# EXERCISE TASK:
Copy out each line that includes the word "Locaties".
* * *
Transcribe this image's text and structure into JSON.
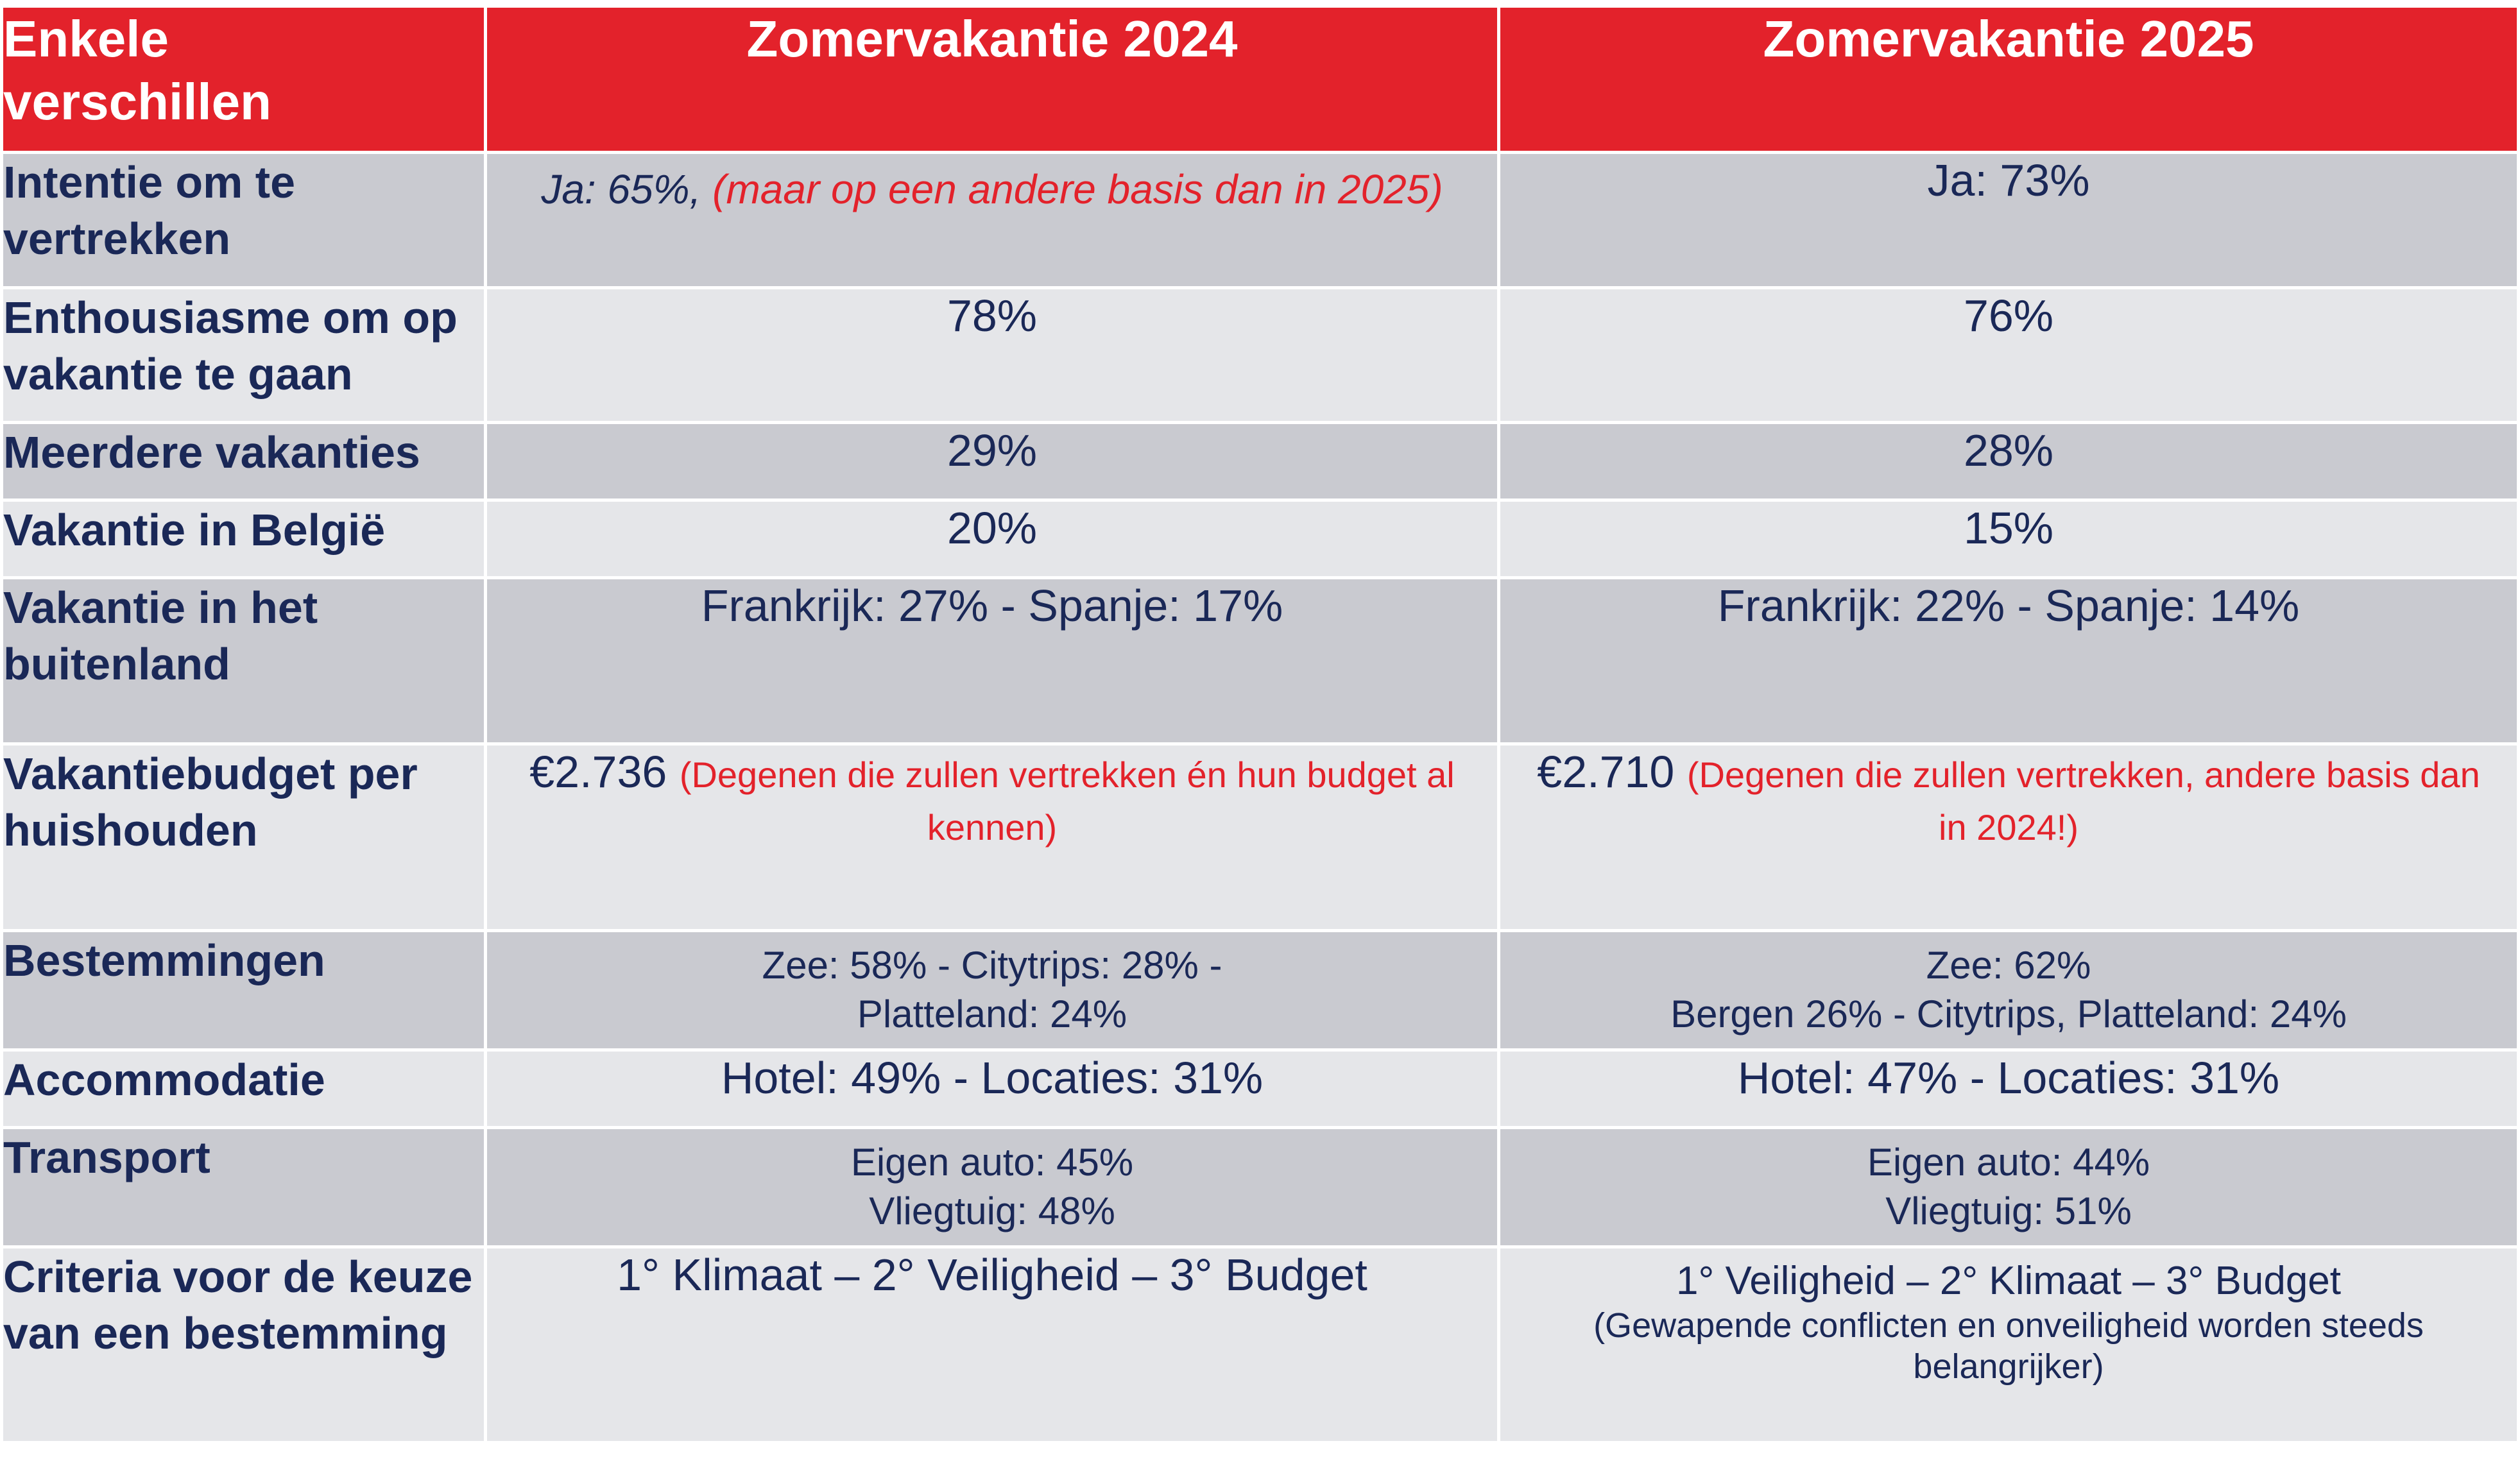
{
  "header": {
    "col0": "Enkele\nverschillen",
    "col1": "Zomervakantie 2024",
    "col2": "Zomervakantie 2025"
  },
  "rows": [
    {
      "label": "Intentie om te vertrekken",
      "v2024_main": "Ja: 65%, ",
      "v2024_note": "(maar op een andere basis dan in 2025)",
      "v2025": "Ja: 73%"
    },
    {
      "label": "Enthousiasme om op vakantie te gaan",
      "v2024": "78%",
      "v2025": "76%"
    },
    {
      "label": "Meerdere vakanties",
      "v2024": "29%",
      "v2025": "28%"
    },
    {
      "label": "Vakantie in België",
      "v2024": "20%",
      "v2025": "15%"
    },
    {
      "label": "Vakantie in het buitenland",
      "v2024": "Frankrijk: 27% - Spanje: 17%",
      "v2025": "Frankrijk: 22% - Spanje: 14%"
    },
    {
      "label": "Vakantiebudget per huishouden",
      "v2024_main": "€2.736 ",
      "v2024_note": "(Degenen die zullen vertrekken én hun budget al kennen)",
      "v2025_main": "€2.710 ",
      "v2025_note": "(Degenen die zullen vertrekken, andere basis dan in 2024!)"
    },
    {
      "label": "Bestemmingen",
      "v2024_line1": "Zee: 58% - Citytrips: 28% -",
      "v2024_line2": "Platteland: 24%",
      "v2025_line1": "Zee: 62%",
      "v2025_line2": "Bergen 26% - Citytrips, Platteland: 24%"
    },
    {
      "label": "Accommodatie",
      "v2024": "Hotel: 49% - Locaties: 31%",
      "v2025": "Hotel: 47% - Locaties: 31%"
    },
    {
      "label": "Transport",
      "v2024_line1": "Eigen auto: 45%",
      "v2024_line2": "Vliegtuig: 48%",
      "v2025_line1": "Eigen auto: 44%",
      "v2025_line2": "Vliegtuig: 51%"
    },
    {
      "label": "Criteria voor de keuze van een bestemming",
      "v2024": "1° Klimaat – 2° Veiligheid – 3° Budget",
      "v2025_main": "1° Veiligheid – 2° Klimaat – 3° Budget",
      "v2025_note": "(Gewapende conflicten en onveiligheid worden steeds belangrijker)"
    }
  ],
  "colors": {
    "header_bg": "#e3222b",
    "header_text": "#ffffff",
    "row_dark": "#c9cad0",
    "row_light": "#e5e6e9",
    "body_text": "#1a2857",
    "note_text": "#e3222b"
  }
}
* * *
# SOLUTION TO THIS TASK:
      "v2024": "Hotel: 49% - Locaties: 31%",
      "v2025": "Hotel: 47% - Locaties: 31%"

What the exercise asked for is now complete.